-- start of Material for this task --

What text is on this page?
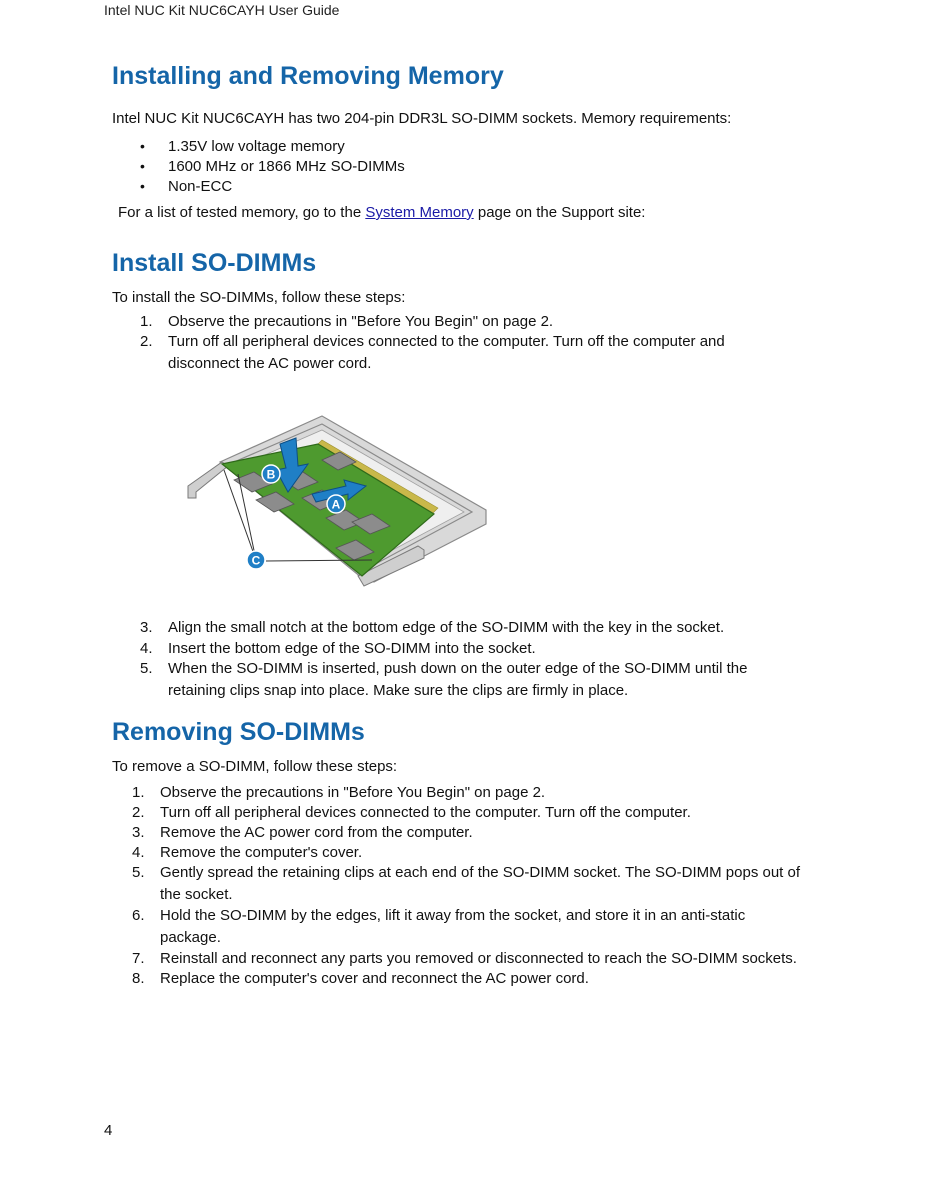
Intel NUC Kit NUC6CAYH User Guide
Installing and Removing Memory

Intel NUC Kit NUC6CAYH has two 204-pin DDR3L SO-DIMM sockets. Memory requirements:

• 1.35V low voltage memory
• 1600 MHz or 1866 MHz SO-DIMMs
• Non-ECC

For a list of tested memory, go to the System Memory page on the Support site:

Install SO-DIMMs

To install the SO-DIMMs, follow these steps:

1. Observe the precautions in "Before You Begin" on page 2.
2. Turn off all peripheral devices connected to the computer. Turn off the computer and
disconnect the AC power cord.
A
B
C
3. Align the small notch at the bottom edge of the SO-DIMM with the key in the socket.
4. Insert the bottom edge of the SO-DIMM into the socket.
5. When the SO-DIMM is inserted, push down on the outer edge of the SO-DIMM until the
retaining clips snap into place. Make sure the clips are firmly in place.
Removing SO-DIMMs

To remove a SO-DIMM, follow these steps:

1. Observe the precautions in "Before You Begin" on page 2.
2. Turn off all peripheral devices connected to the computer. Turn off the computer.
3. Remove the AC power cord from the computer.
4. Remove the computer's cover.
5. Gently spread the retaining clips at each end of the SO-DIMM socket. The SO-DIMM pops out of
the socket.
6. Hold the SO-DIMM by the edges, lift it away from the socket, and store it in an anti-static
package.
7. Reinstall and reconnect any parts you removed or disconnected to reach the SO-DIMM sockets.
8. Replace the computer's cover and reconnect the AC power cord.
4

-- end of Material for this task --

> **Written task**
Your task is to set down the records shown above exactly, minus any pictures.

> **Response to this exercise**
What text is on this page?
Intel NUC Kit NUC6CAYH User Guide
Installing and Removing Memory

Intel NUC Kit NUC6CAYH has two 204-pin DDR3L SO-DIMM sockets. Memory requirements:

• 1.35V low voltage memory
• 1600 MHz or 1866 MHz SO-DIMMs
• Non-ECC

For a list of tested memory, go to the System Memory page on the Support site:

Install SO-DIMMs

To install the SO-DIMMs, follow these steps:

1. Observe the precautions in "Before You Begin" on page 2.
2. Turn off all peripheral devices connected to the computer. Turn off the computer and
disconnect the AC power cord.
A
B
C
3. Align the small notch at the bottom edge of the SO-DIMM with the key in the socket.
4. Insert the bottom edge of the SO-DIMM into the socket.
5. When the SO-DIMM is inserted, push down on the outer edge of the SO-DIMM until the
retaining clips snap into place. Make sure the clips are firmly in place.
Removing SO-DIMMs

To remove a SO-DIMM, follow these steps:

1. Observe the precautions in "Before You Begin" on page 2.
2. Turn off all peripheral devices connected to the computer. Turn off the computer.
3. Remove the AC power cord from the computer.
4. Remove the computer's cover.
5. Gently spread the retaining clips at each end of the SO-DIMM socket. The SO-DIMM pops out of
the socket.
6. Hold the SO-DIMM by the edges, lift it away from the socket, and store it in an anti-static
package.
7. Reinstall and reconnect any parts you removed or disconnected to reach the SO-DIMM sockets.
8. Replace the computer's cover and reconnect the AC power cord.
4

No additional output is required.